— START OF Task material —

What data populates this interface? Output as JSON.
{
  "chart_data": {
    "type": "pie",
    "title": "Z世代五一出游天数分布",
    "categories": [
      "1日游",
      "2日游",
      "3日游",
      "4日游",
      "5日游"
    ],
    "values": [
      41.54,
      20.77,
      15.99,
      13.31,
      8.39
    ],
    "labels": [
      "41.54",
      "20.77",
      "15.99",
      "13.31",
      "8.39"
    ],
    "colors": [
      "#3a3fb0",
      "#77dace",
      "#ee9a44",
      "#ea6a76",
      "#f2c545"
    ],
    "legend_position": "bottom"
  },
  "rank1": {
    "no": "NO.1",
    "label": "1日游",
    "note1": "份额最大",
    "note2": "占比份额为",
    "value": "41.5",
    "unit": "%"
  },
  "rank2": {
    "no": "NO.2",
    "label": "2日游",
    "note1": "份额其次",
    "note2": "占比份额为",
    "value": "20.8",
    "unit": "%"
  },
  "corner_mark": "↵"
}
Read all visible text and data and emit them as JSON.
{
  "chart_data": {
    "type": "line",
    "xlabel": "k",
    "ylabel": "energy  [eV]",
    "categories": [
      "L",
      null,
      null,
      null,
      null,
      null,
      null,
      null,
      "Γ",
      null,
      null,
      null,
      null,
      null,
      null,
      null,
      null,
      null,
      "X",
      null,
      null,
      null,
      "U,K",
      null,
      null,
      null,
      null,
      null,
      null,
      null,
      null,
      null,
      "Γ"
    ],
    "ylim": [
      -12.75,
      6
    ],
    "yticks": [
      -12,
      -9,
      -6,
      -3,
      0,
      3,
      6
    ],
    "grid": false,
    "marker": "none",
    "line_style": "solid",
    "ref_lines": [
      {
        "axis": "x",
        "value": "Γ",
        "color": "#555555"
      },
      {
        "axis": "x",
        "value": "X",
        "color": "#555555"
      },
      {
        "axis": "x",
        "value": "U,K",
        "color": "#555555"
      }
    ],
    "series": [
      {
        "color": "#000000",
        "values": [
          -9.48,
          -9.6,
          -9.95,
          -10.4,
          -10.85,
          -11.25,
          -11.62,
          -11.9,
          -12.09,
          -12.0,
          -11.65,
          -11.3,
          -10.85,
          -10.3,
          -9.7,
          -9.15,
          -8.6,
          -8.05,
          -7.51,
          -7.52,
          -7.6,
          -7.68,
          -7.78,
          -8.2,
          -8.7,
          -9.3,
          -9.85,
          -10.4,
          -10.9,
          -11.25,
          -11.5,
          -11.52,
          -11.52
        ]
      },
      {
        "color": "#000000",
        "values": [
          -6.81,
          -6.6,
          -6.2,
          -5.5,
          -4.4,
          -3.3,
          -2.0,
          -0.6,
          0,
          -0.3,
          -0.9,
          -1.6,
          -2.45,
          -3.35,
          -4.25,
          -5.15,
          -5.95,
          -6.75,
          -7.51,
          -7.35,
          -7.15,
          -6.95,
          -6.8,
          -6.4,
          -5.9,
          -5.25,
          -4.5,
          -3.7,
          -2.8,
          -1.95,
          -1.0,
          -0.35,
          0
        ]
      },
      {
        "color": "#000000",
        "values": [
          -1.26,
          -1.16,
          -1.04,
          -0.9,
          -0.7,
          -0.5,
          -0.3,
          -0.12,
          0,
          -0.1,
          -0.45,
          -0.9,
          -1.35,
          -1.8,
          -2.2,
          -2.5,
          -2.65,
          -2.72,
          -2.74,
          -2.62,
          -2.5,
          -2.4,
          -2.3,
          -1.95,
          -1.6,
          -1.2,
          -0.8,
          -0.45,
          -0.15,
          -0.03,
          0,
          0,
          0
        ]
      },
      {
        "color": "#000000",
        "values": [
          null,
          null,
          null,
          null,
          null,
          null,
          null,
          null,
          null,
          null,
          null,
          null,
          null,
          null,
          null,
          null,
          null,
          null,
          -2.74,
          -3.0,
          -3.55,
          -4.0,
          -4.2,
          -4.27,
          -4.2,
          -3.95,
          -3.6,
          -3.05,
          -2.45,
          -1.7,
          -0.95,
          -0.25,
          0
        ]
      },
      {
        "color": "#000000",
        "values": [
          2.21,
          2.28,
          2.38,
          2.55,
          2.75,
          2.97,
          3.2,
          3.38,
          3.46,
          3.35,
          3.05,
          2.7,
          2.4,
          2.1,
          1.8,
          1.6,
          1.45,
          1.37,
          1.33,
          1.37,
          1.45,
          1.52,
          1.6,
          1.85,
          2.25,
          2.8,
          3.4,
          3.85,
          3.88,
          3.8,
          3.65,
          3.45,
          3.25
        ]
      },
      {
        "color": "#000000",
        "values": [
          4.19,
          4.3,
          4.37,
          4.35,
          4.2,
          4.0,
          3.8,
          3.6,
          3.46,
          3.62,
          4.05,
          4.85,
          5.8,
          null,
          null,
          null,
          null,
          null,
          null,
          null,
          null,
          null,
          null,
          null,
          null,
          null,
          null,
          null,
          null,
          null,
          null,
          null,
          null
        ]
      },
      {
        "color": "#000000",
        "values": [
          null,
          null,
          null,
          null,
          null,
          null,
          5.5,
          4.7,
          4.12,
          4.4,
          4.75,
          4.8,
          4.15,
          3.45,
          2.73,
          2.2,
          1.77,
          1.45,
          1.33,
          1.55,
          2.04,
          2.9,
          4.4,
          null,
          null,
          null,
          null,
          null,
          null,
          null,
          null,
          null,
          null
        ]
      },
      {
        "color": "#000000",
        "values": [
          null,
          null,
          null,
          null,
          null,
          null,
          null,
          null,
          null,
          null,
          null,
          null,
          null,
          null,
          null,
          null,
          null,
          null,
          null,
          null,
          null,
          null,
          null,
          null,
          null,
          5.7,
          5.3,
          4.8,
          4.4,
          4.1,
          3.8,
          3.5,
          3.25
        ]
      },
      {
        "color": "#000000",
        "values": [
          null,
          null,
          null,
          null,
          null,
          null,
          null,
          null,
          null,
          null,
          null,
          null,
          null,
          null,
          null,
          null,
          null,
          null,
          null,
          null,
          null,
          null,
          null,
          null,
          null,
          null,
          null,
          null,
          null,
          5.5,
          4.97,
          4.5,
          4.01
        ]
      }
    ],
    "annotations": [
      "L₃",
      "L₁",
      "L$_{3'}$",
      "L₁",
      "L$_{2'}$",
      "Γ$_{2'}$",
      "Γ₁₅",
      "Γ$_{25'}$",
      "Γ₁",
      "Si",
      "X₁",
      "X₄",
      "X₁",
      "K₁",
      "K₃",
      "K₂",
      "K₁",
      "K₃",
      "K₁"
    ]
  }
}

— END OF Task material —

Pull out each record as written and restate it exactly.

What data populates this interface? Output as JSON.
{
  "chart_data": {
    "type": "pie",
    "title": "Z世代五一出游天数分布",
    "categories": [
      "1日游",
      "2日游",
      "3日游",
      "4日游",
      "5日游"
    ],
    "values": [
      41.54,
      20.77,
      15.99,
      13.31,
      8.39
    ],
    "labels": [
      "41.54",
      "20.77",
      "15.99",
      "13.31",
      "8.39"
    ],
    "colors": [
      "#3a3fb0",
      "#77dace",
      "#ee9a44",
      "#ea6a76",
      "#f2c545"
    ],
    "legend_position": "bottom"
  },
  "rank1": {
    "no": "NO.1",
    "label": "1日游",
    "note1": "份额最大",
    "note2": "占比份额为",
    "value": "41.5",
    "unit": "%"
  },
  "rank2": {
    "no": "NO.2",
    "label": "2日游",
    "note1": "份额其次",
    "note2": "占比份额为",
    "value": "20.8",
    "unit": "%"
  },
  "corner_mark": "↵"
}
Read all visible text and data and emit them as JSON.
{
  "chart_data": {
    "type": "line",
    "xlabel": "k",
    "ylabel": "energy  [eV]",
    "categories": [
      "L",
      null,
      null,
      null,
      null,
      null,
      null,
      null,
      "Γ",
      null,
      null,
      null,
      null,
      null,
      null,
      null,
      null,
      null,
      "X",
      null,
      null,
      null,
      "U,K",
      null,
      null,
      null,
      null,
      null,
      null,
      null,
      null,
      null,
      "Γ"
    ],
    "ylim": [
      -12.75,
      6
    ],
    "yticks": [
      -12,
      -9,
      -6,
      -3,
      0,
      3,
      6
    ],
    "grid": false,
    "marker": "none",
    "line_style": "solid",
    "ref_lines": [
      {
        "axis": "x",
        "value": "Γ",
        "color": "#555555"
      },
      {
        "axis": "x",
        "value": "X",
        "color": "#555555"
      },
      {
        "axis": "x",
        "value": "U,K",
        "color": "#555555"
      }
    ],
    "series": [
      {
        "color": "#000000",
        "values": [
          -9.48,
          -9.6,
          -9.95,
          -10.4,
          -10.85,
          -11.25,
          -11.62,
          -11.9,
          -12.09,
          -12.0,
          -11.65,
          -11.3,
          -10.85,
          -10.3,
          -9.7,
          -9.15,
          -8.6,
          -8.05,
          -7.51,
          -7.52,
          -7.6,
          -7.68,
          -7.78,
          -8.2,
          -8.7,
          -9.3,
          -9.85,
          -10.4,
          -10.9,
          -11.25,
          -11.5,
          -11.52,
          -11.52
        ]
      },
      {
        "color": "#000000",
        "values": [
          -6.81,
          -6.6,
          -6.2,
          -5.5,
          -4.4,
          -3.3,
          -2.0,
          -0.6,
          0,
          -0.3,
          -0.9,
          -1.6,
          -2.45,
          -3.35,
          -4.25,
          -5.15,
          -5.95,
          -6.75,
          -7.51,
          -7.35,
          -7.15,
          -6.95,
          -6.8,
          -6.4,
          -5.9,
          -5.25,
          -4.5,
          -3.7,
          -2.8,
          -1.95,
          -1.0,
          -0.35,
          0
        ]
      },
      {
        "color": "#000000",
        "values": [
          -1.26,
          -1.16,
          -1.04,
          -0.9,
          -0.7,
          -0.5,
          -0.3,
          -0.12,
          0,
          -0.1,
          -0.45,
          -0.9,
          -1.35,
          -1.8,
          -2.2,
          -2.5,
          -2.65,
          -2.72,
          -2.74,
          -2.62,
          -2.5,
          -2.4,
          -2.3,
          -1.95,
          -1.6,
          -1.2,
          -0.8,
          -0.45,
          -0.15,
          -0.03,
          0,
          0,
          0
        ]
      },
      {
        "color": "#000000",
        "values": [
          null,
          null,
          null,
          null,
          null,
          null,
          null,
          null,
          null,
          null,
          null,
          null,
          null,
          null,
          null,
          null,
          null,
          null,
          -2.74,
          -3.0,
          -3.55,
          -4.0,
          -4.2,
          -4.27,
          -4.2,
          -3.95,
          -3.6,
          -3.05,
          -2.45,
          -1.7,
          -0.95,
          -0.25,
          0
        ]
      },
      {
        "color": "#000000",
        "values": [
          2.21,
          2.28,
          2.38,
          2.55,
          2.75,
          2.97,
          3.2,
          3.38,
          3.46,
          3.35,
          3.05,
          2.7,
          2.4,
          2.1,
          1.8,
          1.6,
          1.45,
          1.37,
          1.33,
          1.37,
          1.45,
          1.52,
          1.6,
          1.85,
          2.25,
          2.8,
          3.4,
          3.85,
          3.88,
          3.8,
          3.65,
          3.45,
          3.25
        ]
      },
      {
        "color": "#000000",
        "values": [
          4.19,
          4.3,
          4.37,
          4.35,
          4.2,
          4.0,
          3.8,
          3.6,
          3.46,
          3.62,
          4.05,
          4.85,
          5.8,
          null,
          null,
          null,
          null,
          null,
          null,
          null,
          null,
          null,
          null,
          null,
          null,
          null,
          null,
          null,
          null,
          null,
          null,
          null,
          null
        ]
      },
      {
        "color": "#000000",
        "values": [
          null,
          null,
          null,
          null,
          null,
          null,
          5.5,
          4.7,
          4.12,
          4.4,
          4.75,
          4.8,
          4.15,
          3.45,
          2.73,
          2.2,
          1.77,
          1.45,
          1.33,
          1.55,
          2.04,
          2.9,
          4.4,
          null,
          null,
          null,
          null,
          null,
          null,
          null,
          null,
          null,
          null
        ]
      },
      {
        "color": "#000000",
        "values": [
          null,
          null,
          null,
          null,
          null,
          null,
          null,
          null,
          null,
          null,
          null,
          null,
          null,
          null,
          null,
          null,
          null,
          null,
          null,
          null,
          null,
          null,
          null,
          null,
          null,
          5.7,
          5.3,
          4.8,
          4.4,
          4.1,
          3.8,
          3.5,
          3.25
        ]
      },
      {
        "color": "#000000",
        "values": [
          null,
          null,
          null,
          null,
          null,
          null,
          null,
          null,
          null,
          null,
          null,
          null,
          null,
          null,
          null,
          null,
          null,
          null,
          null,
          null,
          null,
          null,
          null,
          null,
          null,
          null,
          null,
          null,
          null,
          5.5,
          4.97,
          4.5,
          4.01
        ]
      }
    ],
    "annotations": [
      "L₃",
      "L₁",
      "L$_{3'}$",
      "L₁",
      "L$_{2'}$",
      "Γ$_{2'}$",
      "Γ₁₅",
      "Γ$_{25'}$",
      "Γ₁",
      "Si",
      "X₁",
      "X₄",
      "X₁",
      "K₁",
      "K₃",
      "K₂",
      "K₁",
      "K₃",
      "K₁"
    ]
  }
}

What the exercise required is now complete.